Problem requirements:
Reproduce the material below word for word, keeping every line and character unchanged.

[Box annotation data]
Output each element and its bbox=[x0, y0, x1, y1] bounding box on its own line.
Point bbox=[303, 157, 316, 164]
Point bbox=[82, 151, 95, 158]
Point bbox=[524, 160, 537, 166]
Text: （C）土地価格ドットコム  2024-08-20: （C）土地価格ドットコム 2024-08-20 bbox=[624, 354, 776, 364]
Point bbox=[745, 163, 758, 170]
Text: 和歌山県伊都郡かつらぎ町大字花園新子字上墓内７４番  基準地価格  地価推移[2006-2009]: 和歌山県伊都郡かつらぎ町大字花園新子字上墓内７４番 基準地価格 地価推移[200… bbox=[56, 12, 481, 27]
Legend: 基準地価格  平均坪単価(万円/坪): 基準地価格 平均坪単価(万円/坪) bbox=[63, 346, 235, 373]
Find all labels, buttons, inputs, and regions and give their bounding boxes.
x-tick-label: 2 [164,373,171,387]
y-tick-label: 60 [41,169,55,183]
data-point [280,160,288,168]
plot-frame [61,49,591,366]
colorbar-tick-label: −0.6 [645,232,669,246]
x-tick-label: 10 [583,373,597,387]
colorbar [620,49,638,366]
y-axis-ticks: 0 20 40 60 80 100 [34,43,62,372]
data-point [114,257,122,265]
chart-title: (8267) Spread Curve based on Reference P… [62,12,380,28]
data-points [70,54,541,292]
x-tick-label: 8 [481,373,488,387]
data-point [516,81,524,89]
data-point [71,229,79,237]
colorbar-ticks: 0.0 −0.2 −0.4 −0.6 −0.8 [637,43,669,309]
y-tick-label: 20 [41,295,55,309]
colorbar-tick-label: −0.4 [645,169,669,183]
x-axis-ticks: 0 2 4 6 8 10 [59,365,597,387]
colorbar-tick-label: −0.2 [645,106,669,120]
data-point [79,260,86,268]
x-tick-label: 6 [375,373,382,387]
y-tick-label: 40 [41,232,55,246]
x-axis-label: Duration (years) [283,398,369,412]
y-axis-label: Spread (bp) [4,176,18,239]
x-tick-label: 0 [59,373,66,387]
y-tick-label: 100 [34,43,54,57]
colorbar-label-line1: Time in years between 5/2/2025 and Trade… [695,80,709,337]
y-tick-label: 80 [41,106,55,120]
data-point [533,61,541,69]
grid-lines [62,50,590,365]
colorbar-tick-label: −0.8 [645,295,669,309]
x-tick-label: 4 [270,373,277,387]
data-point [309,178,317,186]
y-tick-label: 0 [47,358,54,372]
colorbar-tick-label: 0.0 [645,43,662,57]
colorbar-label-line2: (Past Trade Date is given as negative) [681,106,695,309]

Written reply:
Output each element and its bbox=[x0, y0, x1, y1] bounding box on its own line.
Point bbox=[303, 157, 316, 164]
Point bbox=[82, 151, 95, 158]
Point bbox=[524, 160, 537, 166]
Text: （C）土地価格ドットコム  2024-08-20: （C）土地価格ドットコム 2024-08-20 bbox=[624, 354, 776, 364]
Point bbox=[745, 163, 758, 170]
Text: 和歌山県伊都郡かつらぎ町大字花園新子字上墓内７４番  基準地価格  地価推移[2006-2009]: 和歌山県伊都郡かつらぎ町大字花園新子字上墓内７４番 基準地価格 地価推移[200… bbox=[56, 12, 481, 27]
Legend: 基準地価格  平均坪単価(万円/坪): 基準地価格 平均坪単価(万円/坪) bbox=[63, 346, 235, 373]
Find all labels, buttons, inputs, and regions and give their bounding boxes.
x-tick-label: 2 [164,373,171,387]
y-tick-label: 60 [41,169,55,183]
data-point [280,160,288,168]
plot-frame [61,49,591,366]
colorbar-tick-label: −0.6 [645,232,669,246]
x-tick-label: 10 [583,373,597,387]
colorbar [620,49,638,366]
y-axis-ticks: 0 20 40 60 80 100 [34,43,62,372]
data-point [114,257,122,265]
chart-title: (8267) Spread Curve based on Reference P… [62,12,380,28]
data-points [70,54,541,292]
x-tick-label: 8 [481,373,488,387]
data-point [516,81,524,89]
data-point [71,229,79,237]
colorbar-ticks: 0.0 −0.2 −0.4 −0.6 −0.8 [637,43,669,309]
y-tick-label: 20 [41,295,55,309]
colorbar-tick-label: −0.4 [645,169,669,183]
x-axis-ticks: 0 2 4 6 8 10 [59,365,597,387]
colorbar-tick-label: −0.2 [645,106,669,120]
data-point [79,260,86,268]
x-tick-label: 6 [375,373,382,387]
y-tick-label: 40 [41,232,55,246]
x-axis-label: Duration (years) [283,398,369,412]
y-axis-label: Spread (bp) [4,176,18,239]
x-tick-label: 0 [59,373,66,387]
y-tick-label: 100 [34,43,54,57]
colorbar-label-line1: Time in years between 5/2/2025 and Trade… [695,80,709,337]
y-tick-label: 80 [41,106,55,120]
data-point [533,61,541,69]
grid-lines [62,50,590,365]
colorbar-tick-label: −0.8 [645,295,669,309]
x-tick-label: 4 [270,373,277,387]
data-point [309,178,317,186]
y-tick-label: 0 [47,358,54,372]
colorbar-tick-label: 0.0 [645,43,662,57]
colorbar-label-line2: (Past Trade Date is given as negative) [681,106,695,309]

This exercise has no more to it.